WORK REQUIRED - Locate all lines with the word "Wood" and copy them out.

··· RECORDS FOR PROCESSING

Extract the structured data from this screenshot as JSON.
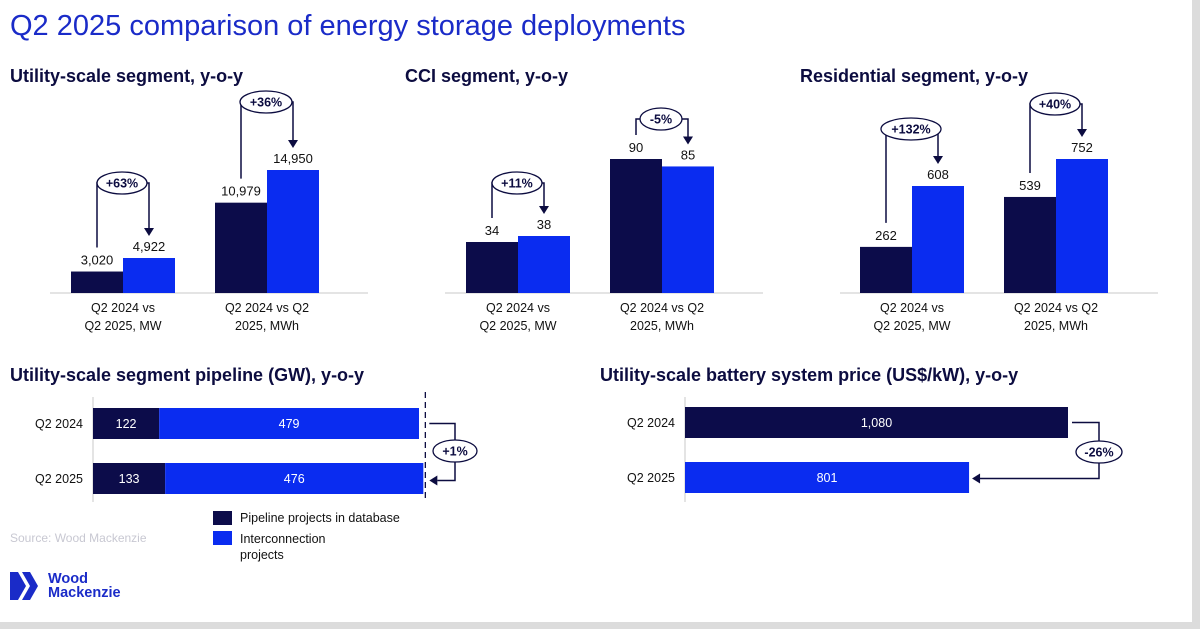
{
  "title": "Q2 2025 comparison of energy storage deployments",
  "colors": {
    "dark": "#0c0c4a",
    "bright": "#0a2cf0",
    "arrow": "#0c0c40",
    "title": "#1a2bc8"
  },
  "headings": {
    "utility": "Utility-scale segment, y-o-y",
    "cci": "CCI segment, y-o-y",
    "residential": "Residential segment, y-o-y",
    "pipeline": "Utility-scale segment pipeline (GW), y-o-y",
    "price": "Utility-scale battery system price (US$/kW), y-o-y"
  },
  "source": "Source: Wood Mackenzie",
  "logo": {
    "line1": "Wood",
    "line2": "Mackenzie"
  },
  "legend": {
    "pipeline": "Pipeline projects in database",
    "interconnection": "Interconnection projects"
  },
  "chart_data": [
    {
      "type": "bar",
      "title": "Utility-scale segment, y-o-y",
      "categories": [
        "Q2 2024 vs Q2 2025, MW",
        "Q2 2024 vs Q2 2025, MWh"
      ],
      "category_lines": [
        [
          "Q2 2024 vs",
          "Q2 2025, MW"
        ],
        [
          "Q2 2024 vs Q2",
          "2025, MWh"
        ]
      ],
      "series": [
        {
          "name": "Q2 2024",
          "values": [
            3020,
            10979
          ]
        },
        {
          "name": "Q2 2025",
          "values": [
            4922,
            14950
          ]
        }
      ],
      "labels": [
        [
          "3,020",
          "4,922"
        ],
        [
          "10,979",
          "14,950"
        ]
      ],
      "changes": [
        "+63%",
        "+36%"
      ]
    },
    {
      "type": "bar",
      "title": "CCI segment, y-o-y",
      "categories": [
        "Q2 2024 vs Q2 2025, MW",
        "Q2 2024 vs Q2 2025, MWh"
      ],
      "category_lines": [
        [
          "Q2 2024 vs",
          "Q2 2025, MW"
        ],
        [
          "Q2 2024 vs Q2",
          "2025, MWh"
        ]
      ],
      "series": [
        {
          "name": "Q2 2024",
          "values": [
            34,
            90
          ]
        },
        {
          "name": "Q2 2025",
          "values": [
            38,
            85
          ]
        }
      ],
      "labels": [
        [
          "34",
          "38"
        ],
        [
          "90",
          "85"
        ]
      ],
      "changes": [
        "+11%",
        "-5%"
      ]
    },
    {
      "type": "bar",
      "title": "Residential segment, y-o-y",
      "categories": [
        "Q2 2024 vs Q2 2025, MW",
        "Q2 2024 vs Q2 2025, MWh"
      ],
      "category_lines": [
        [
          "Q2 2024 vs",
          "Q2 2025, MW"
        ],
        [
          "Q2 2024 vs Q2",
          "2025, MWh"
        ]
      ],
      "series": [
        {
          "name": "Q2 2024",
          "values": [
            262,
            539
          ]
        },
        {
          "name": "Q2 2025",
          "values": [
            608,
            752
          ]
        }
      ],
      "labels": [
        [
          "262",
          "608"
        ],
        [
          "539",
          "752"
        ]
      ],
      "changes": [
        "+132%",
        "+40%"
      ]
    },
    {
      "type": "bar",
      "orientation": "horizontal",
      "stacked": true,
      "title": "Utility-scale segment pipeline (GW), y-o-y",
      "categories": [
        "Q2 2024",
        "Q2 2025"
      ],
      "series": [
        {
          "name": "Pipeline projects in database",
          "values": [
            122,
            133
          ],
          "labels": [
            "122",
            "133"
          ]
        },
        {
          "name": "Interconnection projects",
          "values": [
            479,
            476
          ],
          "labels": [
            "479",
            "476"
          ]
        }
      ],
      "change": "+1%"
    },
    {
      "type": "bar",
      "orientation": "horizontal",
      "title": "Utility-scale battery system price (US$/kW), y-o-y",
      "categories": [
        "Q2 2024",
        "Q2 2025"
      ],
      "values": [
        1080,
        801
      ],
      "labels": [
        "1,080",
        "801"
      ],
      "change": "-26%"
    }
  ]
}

······

SOLUTION TO THE EXERCISE -
  "source": "Source: Wood Mackenzie",
    "line1": "Wood",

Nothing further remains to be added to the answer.